What needs to be done
Reproduce each line of the material precisely.

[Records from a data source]
(begin)

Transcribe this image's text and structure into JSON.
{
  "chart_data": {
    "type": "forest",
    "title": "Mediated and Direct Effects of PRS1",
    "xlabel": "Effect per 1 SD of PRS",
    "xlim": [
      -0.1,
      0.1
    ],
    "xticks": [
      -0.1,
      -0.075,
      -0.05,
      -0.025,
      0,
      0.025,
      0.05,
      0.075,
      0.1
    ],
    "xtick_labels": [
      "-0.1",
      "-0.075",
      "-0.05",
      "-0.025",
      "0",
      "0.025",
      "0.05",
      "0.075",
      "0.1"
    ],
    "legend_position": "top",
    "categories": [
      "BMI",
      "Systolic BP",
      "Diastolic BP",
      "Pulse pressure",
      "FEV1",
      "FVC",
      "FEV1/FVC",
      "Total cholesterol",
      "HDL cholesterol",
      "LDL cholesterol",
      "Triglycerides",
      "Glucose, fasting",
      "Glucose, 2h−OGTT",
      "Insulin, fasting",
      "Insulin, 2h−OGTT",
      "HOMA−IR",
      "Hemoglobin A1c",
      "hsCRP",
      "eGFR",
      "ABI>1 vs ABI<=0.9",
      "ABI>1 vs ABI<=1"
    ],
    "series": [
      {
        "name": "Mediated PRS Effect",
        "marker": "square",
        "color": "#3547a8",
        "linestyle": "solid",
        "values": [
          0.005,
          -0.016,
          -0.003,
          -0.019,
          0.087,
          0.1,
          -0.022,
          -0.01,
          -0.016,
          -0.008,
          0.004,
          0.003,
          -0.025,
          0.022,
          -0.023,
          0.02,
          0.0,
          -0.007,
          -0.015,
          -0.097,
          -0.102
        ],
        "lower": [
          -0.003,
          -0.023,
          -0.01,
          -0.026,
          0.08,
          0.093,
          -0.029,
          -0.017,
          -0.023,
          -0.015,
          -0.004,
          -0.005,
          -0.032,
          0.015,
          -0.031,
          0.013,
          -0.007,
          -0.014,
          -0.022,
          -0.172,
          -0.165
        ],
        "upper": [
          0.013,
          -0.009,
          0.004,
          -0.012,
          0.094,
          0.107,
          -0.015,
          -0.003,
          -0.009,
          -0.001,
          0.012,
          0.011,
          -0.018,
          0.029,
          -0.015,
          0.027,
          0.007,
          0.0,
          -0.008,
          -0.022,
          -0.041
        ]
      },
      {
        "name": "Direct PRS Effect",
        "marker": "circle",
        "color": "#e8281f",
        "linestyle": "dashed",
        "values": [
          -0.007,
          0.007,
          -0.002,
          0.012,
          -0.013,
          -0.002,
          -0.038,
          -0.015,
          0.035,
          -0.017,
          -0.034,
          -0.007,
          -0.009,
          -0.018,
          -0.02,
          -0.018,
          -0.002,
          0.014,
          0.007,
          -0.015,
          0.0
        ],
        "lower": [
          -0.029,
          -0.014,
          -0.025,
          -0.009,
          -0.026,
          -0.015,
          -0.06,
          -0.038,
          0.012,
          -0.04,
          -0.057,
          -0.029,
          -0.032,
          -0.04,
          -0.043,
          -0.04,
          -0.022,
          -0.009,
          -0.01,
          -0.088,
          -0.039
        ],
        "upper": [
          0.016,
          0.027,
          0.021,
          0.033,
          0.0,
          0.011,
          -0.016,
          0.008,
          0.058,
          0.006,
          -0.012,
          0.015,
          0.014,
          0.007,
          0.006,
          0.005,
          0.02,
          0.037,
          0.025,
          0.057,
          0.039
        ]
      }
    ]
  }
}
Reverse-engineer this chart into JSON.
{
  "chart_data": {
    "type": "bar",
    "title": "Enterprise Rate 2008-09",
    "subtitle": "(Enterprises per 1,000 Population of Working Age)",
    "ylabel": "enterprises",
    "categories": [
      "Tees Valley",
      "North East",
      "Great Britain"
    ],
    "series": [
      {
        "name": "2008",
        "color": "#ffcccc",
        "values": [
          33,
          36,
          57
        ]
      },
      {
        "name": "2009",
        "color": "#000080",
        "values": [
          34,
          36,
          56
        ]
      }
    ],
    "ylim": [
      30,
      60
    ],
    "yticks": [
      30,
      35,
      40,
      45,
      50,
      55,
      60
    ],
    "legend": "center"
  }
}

(end)

Output of the exercise
Transcribe this image's text and structure into JSON.
{
  "chart_data": {
    "type": "forest",
    "title": "Mediated and Direct Effects of PRS1",
    "xlabel": "Effect per 1 SD of PRS",
    "xlim": [
      -0.1,
      0.1
    ],
    "xticks": [
      -0.1,
      -0.075,
      -0.05,
      -0.025,
      0,
      0.025,
      0.05,
      0.075,
      0.1
    ],
    "xtick_labels": [
      "-0.1",
      "-0.075",
      "-0.05",
      "-0.025",
      "0",
      "0.025",
      "0.05",
      "0.075",
      "0.1"
    ],
    "legend_position": "top",
    "categories": [
      "BMI",
      "Systolic BP",
      "Diastolic BP",
      "Pulse pressure",
      "FEV1",
      "FVC",
      "FEV1/FVC",
      "Total cholesterol",
      "HDL cholesterol",
      "LDL cholesterol",
      "Triglycerides",
      "Glucose, fasting",
      "Glucose, 2h−OGTT",
      "Insulin, fasting",
      "Insulin, 2h−OGTT",
      "HOMA−IR",
      "Hemoglobin A1c",
      "hsCRP",
      "eGFR",
      "ABI>1 vs ABI<=0.9",
      "ABI>1 vs ABI<=1"
    ],
    "series": [
      {
        "name": "Mediated PRS Effect",
        "marker": "square",
        "color": "#3547a8",
        "linestyle": "solid",
        "values": [
          0.005,
          -0.016,
          -0.003,
          -0.019,
          0.087,
          0.1,
          -0.022,
          -0.01,
          -0.016,
          -0.008,
          0.004,
          0.003,
          -0.025,
          0.022,
          -0.023,
          0.02,
          0.0,
          -0.007,
          -0.015,
          -0.097,
          -0.102
        ],
        "lower": [
          -0.003,
          -0.023,
          -0.01,
          -0.026,
          0.08,
          0.093,
          -0.029,
          -0.017,
          -0.023,
          -0.015,
          -0.004,
          -0.005,
          -0.032,
          0.015,
          -0.031,
          0.013,
          -0.007,
          -0.014,
          -0.022,
          -0.172,
          -0.165
        ],
        "upper": [
          0.013,
          -0.009,
          0.004,
          -0.012,
          0.094,
          0.107,
          -0.015,
          -0.003,
          -0.009,
          -0.001,
          0.012,
          0.011,
          -0.018,
          0.029,
          -0.015,
          0.027,
          0.007,
          0.0,
          -0.008,
          -0.022,
          -0.041
        ]
      },
      {
        "name": "Direct PRS Effect",
        "marker": "circle",
        "color": "#e8281f",
        "linestyle": "dashed",
        "values": [
          -0.007,
          0.007,
          -0.002,
          0.012,
          -0.013,
          -0.002,
          -0.038,
          -0.015,
          0.035,
          -0.017,
          -0.034,
          -0.007,
          -0.009,
          -0.018,
          -0.02,
          -0.018,
          -0.002,
          0.014,
          0.007,
          -0.015,
          0.0
        ],
        "lower": [
          -0.029,
          -0.014,
          -0.025,
          -0.009,
          -0.026,
          -0.015,
          -0.06,
          -0.038,
          0.012,
          -0.04,
          -0.057,
          -0.029,
          -0.032,
          -0.04,
          -0.043,
          -0.04,
          -0.022,
          -0.009,
          -0.01,
          -0.088,
          -0.039
        ],
        "upper": [
          0.016,
          0.027,
          0.021,
          0.033,
          0.0,
          0.011,
          -0.016,
          0.008,
          0.058,
          0.006,
          -0.012,
          0.015,
          0.014,
          0.007,
          0.006,
          0.005,
          0.02,
          0.037,
          0.025,
          0.057,
          0.039
        ]
      }
    ]
  }
}
Reverse-engineer this chart into JSON.
{
  "chart_data": {
    "type": "bar",
    "title": "Enterprise Rate 2008-09",
    "subtitle": "(Enterprises per 1,000 Population of Working Age)",
    "ylabel": "enterprises",
    "categories": [
      "Tees Valley",
      "North East",
      "Great Britain"
    ],
    "series": [
      {
        "name": "2008",
        "color": "#ffcccc",
        "values": [
          33,
          36,
          57
        ]
      },
      {
        "name": "2009",
        "color": "#000080",
        "values": [
          34,
          36,
          56
        ]
      }
    ],
    "ylim": [
      30,
      60
    ],
    "yticks": [
      30,
      35,
      40,
      45,
      50,
      55,
      60
    ],
    "legend": "center"
  }
}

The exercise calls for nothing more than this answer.